• Problem requirements: Leave out the pictures and repeat every record exactly.

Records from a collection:
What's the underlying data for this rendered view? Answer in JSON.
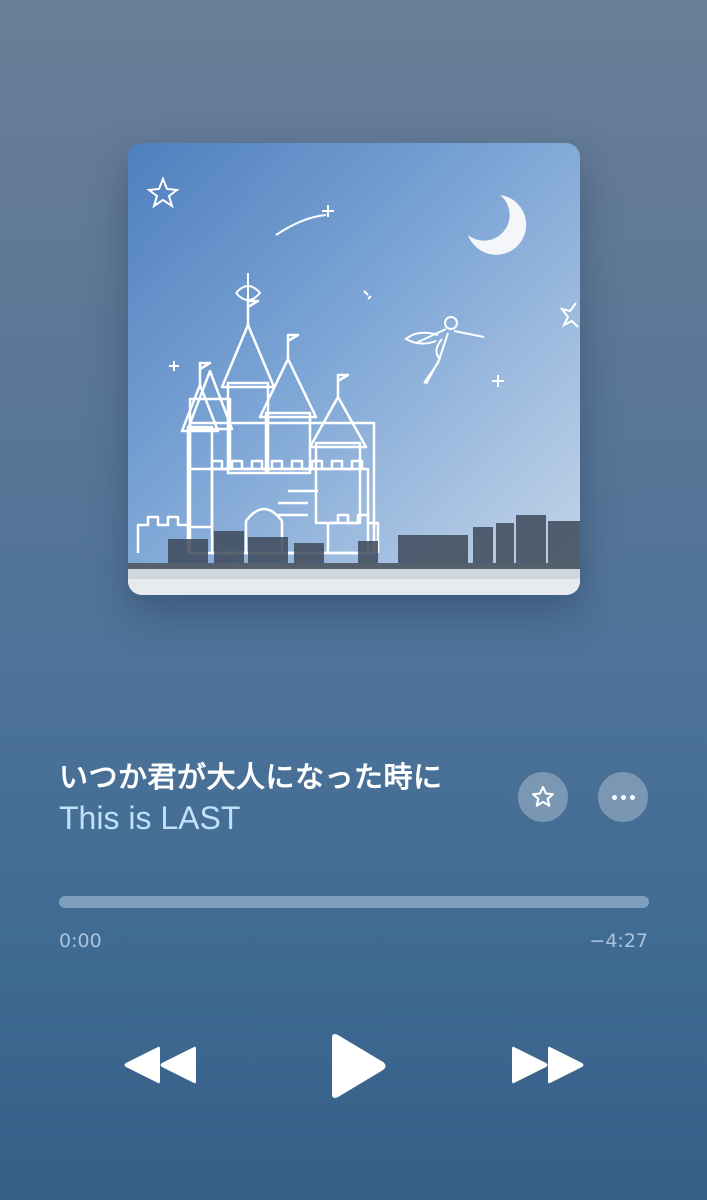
{
  "track": {
    "title": "いつか君が大人になった時に",
    "artist": "This is LAST"
  },
  "actions": {
    "favorite_icon": "star-icon",
    "more_icon": "ellipsis-icon"
  },
  "playback": {
    "progress": 0.0,
    "elapsed": "0:00",
    "remaining": "−4:27"
  },
  "controls": {
    "rewind_icon": "rewind-icon",
    "play_icon": "play-icon",
    "forward_icon": "fast-forward-icon"
  },
  "colors": {
    "artist_text": "#bfe2fb",
    "accent_white": "#ffffff"
  }
}
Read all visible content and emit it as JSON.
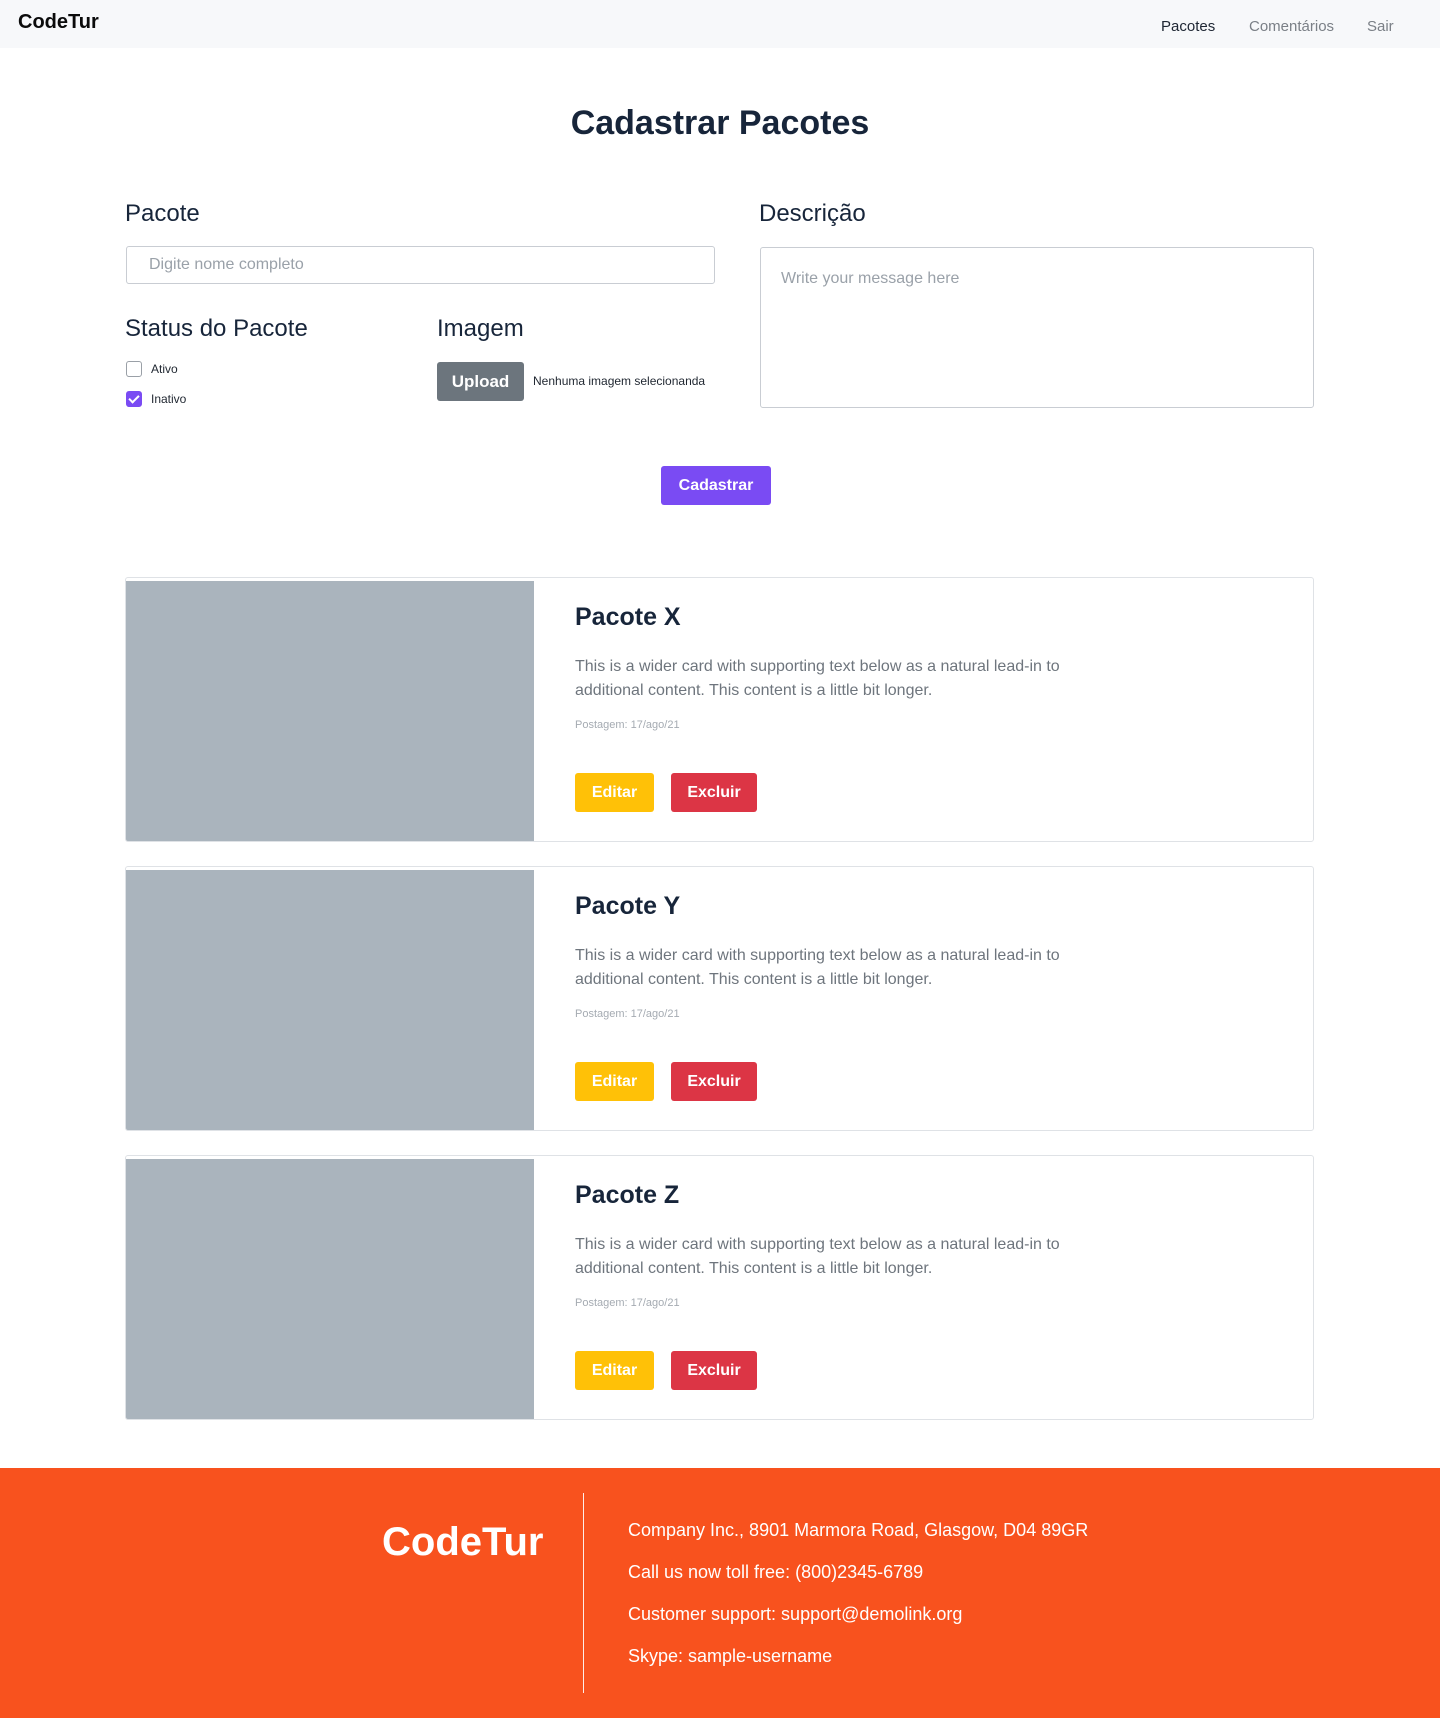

• Solution:
What's the underlying data for this rendered view? Answer in JSON.
{
  "track": {
    "title": "いつか君が大人になった時に",
    "artist": "This is LAST"
  },
  "actions": {
    "favorite_icon": "star-icon",
    "more_icon": "ellipsis-icon"
  },
  "playback": {
    "progress": 0.0,
    "elapsed": "0:00",
    "remaining": "−4:27"
  },
  "controls": {
    "rewind_icon": "rewind-icon",
    "play_icon": "play-icon",
    "forward_icon": "fast-forward-icon"
  },
  "colors": {
    "artist_text": "#bfe2fb",
    "accent_white": "#ffffff"
  }
}
Read all visible content and emit it as JSON.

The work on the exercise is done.